• Excerpted passage:
Cloud storage is a new extension and developed from the 
concept of cloud computing. Cloud storage is a system which 
uses a large number of different types of storage devices 
working together through network by the technology of the 
cluster, grid or the distributed file system to provide data 
storage and access services. Cloud computing system 
transforms into a cloud storage system when the core 
operation and function are handling and storing large amounts 
of data and it need to configure a large number of storage 
devices. So cloud storage is a cloud computing system with 
its core function is data storage and management. 

The survey of IDC (Internet Data Center) shows 
that cloud computing services will be rapid growing in next 
five years and is expected to reach the market size of $42 
billion in 2012. At present, the enterprises using cloud 
computing are become popular and growing year by year. It is 
estimated that the invest in cloud computing services will 
account for 25% of all IT costs in 2012, and even to one-third 
of the total IT costs in 2013. However, the development of 
cloud computing faces with many critical issues and the 
security issues is the most important ones. With the increasing 
popularity of cloud computing, the important of the security 
issues trend rise gradually, and have become an important 
factor restricting its development.

• What you need to do:
Please edit the cloud storage passage, starting with "The survey of" and going on through "restricting its development.", so that "companies" replaces "enterprises".

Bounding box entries

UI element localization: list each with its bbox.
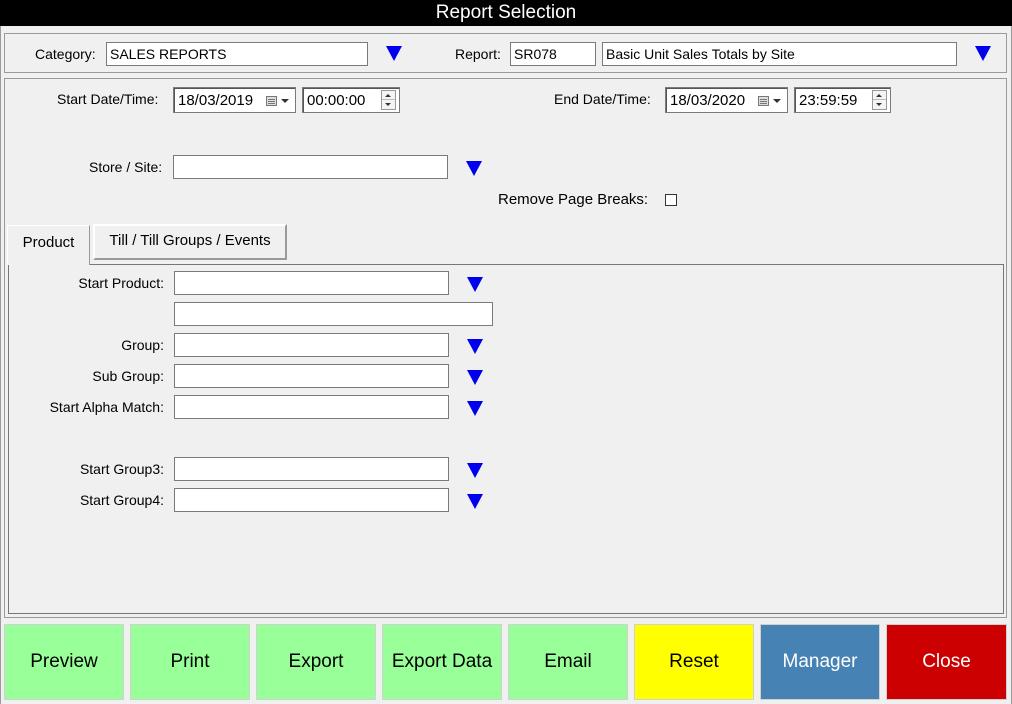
spin-up-icon[interactable] xyxy=(873,91,886,100)
export-button[interactable]: Export xyxy=(256,624,376,700)
end-time-value: 23:59:59 xyxy=(799,92,858,109)
print-button[interactable]: Print xyxy=(130,624,250,700)
start-group4-label: Start Group4: xyxy=(79,492,164,508)
store-site-dropdown-icon[interactable] xyxy=(466,161,482,176)
group-dropdown-icon[interactable] xyxy=(467,339,483,354)
category-field[interactable]: SALES REPORTS xyxy=(106,42,368,66)
category-label: Category: xyxy=(35,46,96,62)
start-time-value: 00:00:00 xyxy=(307,92,366,109)
start-time-spinner[interactable]: 00:00:00 xyxy=(302,87,400,113)
reset-button[interactable]: Reset xyxy=(634,624,754,700)
report-dropdown-icon[interactable] xyxy=(975,46,991,61)
close-button[interactable]: Close xyxy=(886,624,1007,700)
start-datetime-label: Start Date/Time: xyxy=(57,91,159,107)
end-time-spinner[interactable]: 23:59:59 xyxy=(794,87,891,113)
spin-buttons[interactable] xyxy=(381,90,396,110)
tab-till-groups-events[interactable]: Till / Till Groups / Events xyxy=(93,224,287,260)
start-group3-dropdown-icon[interactable] xyxy=(467,463,483,478)
end-date-value: 18/03/2020 xyxy=(670,92,746,109)
preview-button[interactable]: Preview xyxy=(4,624,124,700)
chevron-down-icon[interactable] xyxy=(773,99,781,103)
start-product-field[interactable] xyxy=(174,271,449,295)
product-tab-panel xyxy=(8,264,1004,614)
spin-down-icon[interactable] xyxy=(382,100,395,109)
spin-up-icon[interactable] xyxy=(382,91,395,100)
report-label: Report: xyxy=(455,46,501,62)
start-alpha-match-label: Start Alpha Match: xyxy=(49,399,164,415)
group-label: Group: xyxy=(121,337,164,353)
start-alpha-match-dropdown-icon[interactable] xyxy=(467,401,483,416)
export-data-button[interactable]: Export Data xyxy=(382,624,502,700)
start-alpha-match-field[interactable] xyxy=(174,395,449,419)
start-group4-dropdown-icon[interactable] xyxy=(467,494,483,509)
end-date-picker[interactable]: 18/03/2020 xyxy=(665,87,788,113)
store-site-label: Store / Site: xyxy=(89,159,163,175)
tab-product[interactable]: Product xyxy=(7,225,90,265)
sub-group-dropdown-icon[interactable] xyxy=(467,370,483,385)
manager-button[interactable]: Manager xyxy=(760,624,880,700)
end-datetime-label: End Date/Time: xyxy=(554,91,651,107)
sub-group-field[interactable] xyxy=(174,364,449,388)
calendar-icon[interactable] xyxy=(266,96,277,106)
remove-page-breaks-label: Remove Page Breaks: xyxy=(498,191,649,208)
group-field[interactable] xyxy=(174,333,449,357)
start-group4-field[interactable] xyxy=(174,488,449,512)
report-code-field[interactable]: SR078 xyxy=(510,42,596,66)
window-title: Report Selection xyxy=(0,0,1012,26)
store-site-field[interactable] xyxy=(173,155,448,179)
email-button[interactable]: Email xyxy=(508,624,628,700)
start-product-dropdown-icon[interactable] xyxy=(467,277,483,292)
spin-down-icon[interactable] xyxy=(873,100,886,109)
start-product-description-field[interactable] xyxy=(174,302,493,326)
start-product-label: Start Product: xyxy=(78,275,164,291)
spin-buttons[interactable] xyxy=(872,90,887,110)
sub-group-label: Sub Group: xyxy=(92,368,164,384)
report-name-field[interactable]: Basic Unit Sales Totals by Site xyxy=(602,42,957,66)
calendar-icon[interactable] xyxy=(758,96,769,106)
category-dropdown-icon[interactable] xyxy=(386,46,402,61)
start-group3-field[interactable] xyxy=(174,457,449,481)
chevron-down-icon[interactable] xyxy=(281,99,289,103)
start-group3-label: Start Group3: xyxy=(79,461,164,477)
remove-page-breaks-checkbox[interactable] xyxy=(665,194,677,206)
start-date-value: 18/03/2019 xyxy=(178,92,254,109)
start-date-picker[interactable]: 18/03/2019 xyxy=(173,87,296,113)
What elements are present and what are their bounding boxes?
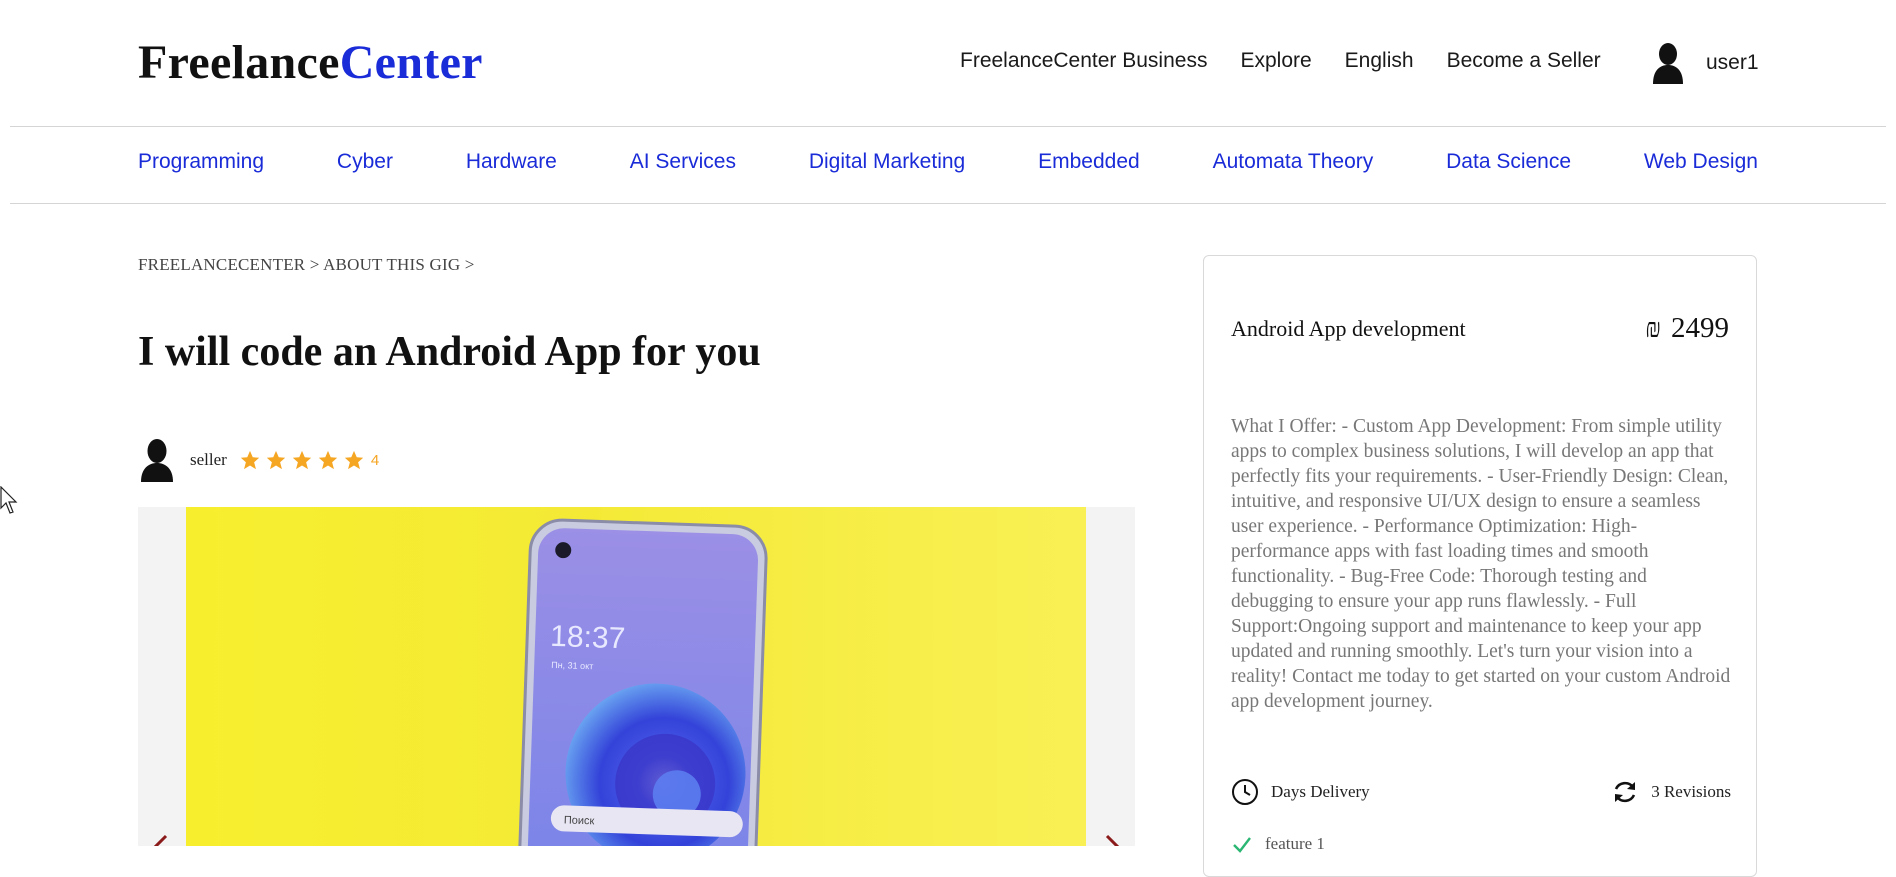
package-card: Android App development ₪ 2499 What I Of…	[1203, 255, 1757, 877]
package-description: What I Offer: - Custom App Development: …	[1231, 416, 1731, 712]
phone-date: Пн, 31 окт	[551, 660, 593, 671]
package-name: Android App development	[1231, 316, 1466, 341]
gig-image: 18:37 Пн, 31 окт Поиск	[186, 507, 1086, 846]
gig-title: I will code an Android App for you	[138, 329, 761, 375]
user-silhouette-icon	[1653, 43, 1683, 84]
star-icon	[240, 450, 259, 470]
username: user1	[1706, 51, 1759, 74]
category-digital-marketing[interactable]: Digital Marketing	[809, 150, 965, 174]
phone-clock: 18:37	[550, 620, 626, 656]
phone-illustration: 18:37 Пн, 31 окт Поиск	[186, 507, 1086, 846]
category-embedded[interactable]: Embedded	[1038, 150, 1140, 174]
star-icon	[318, 450, 337, 470]
category-nav: Programming Cyber Hardware AI Services D…	[138, 150, 1758, 174]
delivery-text: Days Delivery	[1271, 782, 1370, 801]
rating-stars	[239, 449, 369, 471]
chevron-left-icon[interactable]	[146, 832, 176, 846]
nav-language[interactable]: English	[1345, 49, 1414, 73]
clock-icon	[1232, 779, 1258, 805]
user-menu[interactable]: user1	[1650, 42, 1759, 84]
currency-symbol: ₪	[1645, 313, 1661, 343]
nav-freelancecenter-business[interactable]: FreelanceCenter Business	[960, 49, 1207, 73]
phone-search-placeholder: Поиск	[564, 814, 595, 827]
nav-explore[interactable]: Explore	[1240, 49, 1311, 73]
category-automata-theory[interactable]: Automata Theory	[1213, 150, 1374, 174]
revisions-text: 3 Revisions	[1651, 782, 1731, 801]
header-divider	[10, 126, 1886, 127]
seller-avatar-icon[interactable]	[138, 438, 176, 482]
feature-item: feature 1	[1231, 833, 1325, 855]
seller-name[interactable]: seller	[190, 450, 227, 470]
logo-text-center: Center	[339, 36, 483, 89]
breadcrumb[interactable]: FREELANCECENTER > ABOUT THIS GIG >	[138, 255, 475, 275]
category-hardware[interactable]: Hardware	[466, 150, 557, 174]
logo-text-freelance: Freelance	[138, 36, 340, 89]
package-price: ₪ 2499	[1645, 312, 1729, 345]
mouse-cursor-icon	[0, 486, 18, 514]
category-cyber[interactable]: Cyber	[337, 150, 393, 174]
category-programming[interactable]: Programming	[138, 150, 264, 174]
top-nav: FreelanceCenter Business Explore English…	[960, 46, 1634, 76]
chevron-right-icon[interactable]	[1097, 832, 1127, 846]
gig-image-carousel[interactable]: 18:37 Пн, 31 окт Поиск	[138, 507, 1135, 846]
category-ai-services[interactable]: AI Services	[630, 150, 736, 174]
revisions-info: 3 Revisions	[1611, 778, 1731, 806]
feature-text: feature 1	[1265, 834, 1325, 853]
refresh-icon	[1615, 781, 1636, 803]
star-icon	[266, 450, 285, 470]
category-web-design[interactable]: Web Design	[1644, 150, 1758, 174]
star-icon	[292, 450, 311, 470]
price-value: 2499	[1671, 312, 1729, 344]
star-icon	[344, 450, 363, 470]
seller-info: seller 4	[138, 438, 379, 482]
site-logo[interactable]: FreelanceCenter	[138, 36, 483, 90]
package-meta: Days Delivery 3 Revisions	[1231, 778, 1731, 806]
rating-value: 4	[370, 451, 380, 469]
check-icon	[1233, 837, 1251, 853]
nav-become-seller[interactable]: Become a Seller	[1447, 49, 1601, 73]
delivery-info: Days Delivery	[1231, 778, 1370, 806]
category-data-science[interactable]: Data Science	[1446, 150, 1571, 174]
category-divider	[10, 203, 1886, 204]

• Task solution:
The survey of IDC (Internet Data Center) shows 
that cloud computing services will be rapid growing in next 
five years and is expected to reach the market size of $42 
billion in 2012. At present, the companies using cloud 
computing are become popular and growing year by year. It is 
estimated that the invest in cloud computing services will 
account for 25% of all IT costs in 2012, and even to one-third 
of the total IT costs in 2013. However, the development of 
cloud computing faces with many critical issues and the 
security issues is the most important ones. With the increasing 
popularity of cloud computing, the important of the security 
issues trend rise gradually, and have become an important 
factor restricting its development.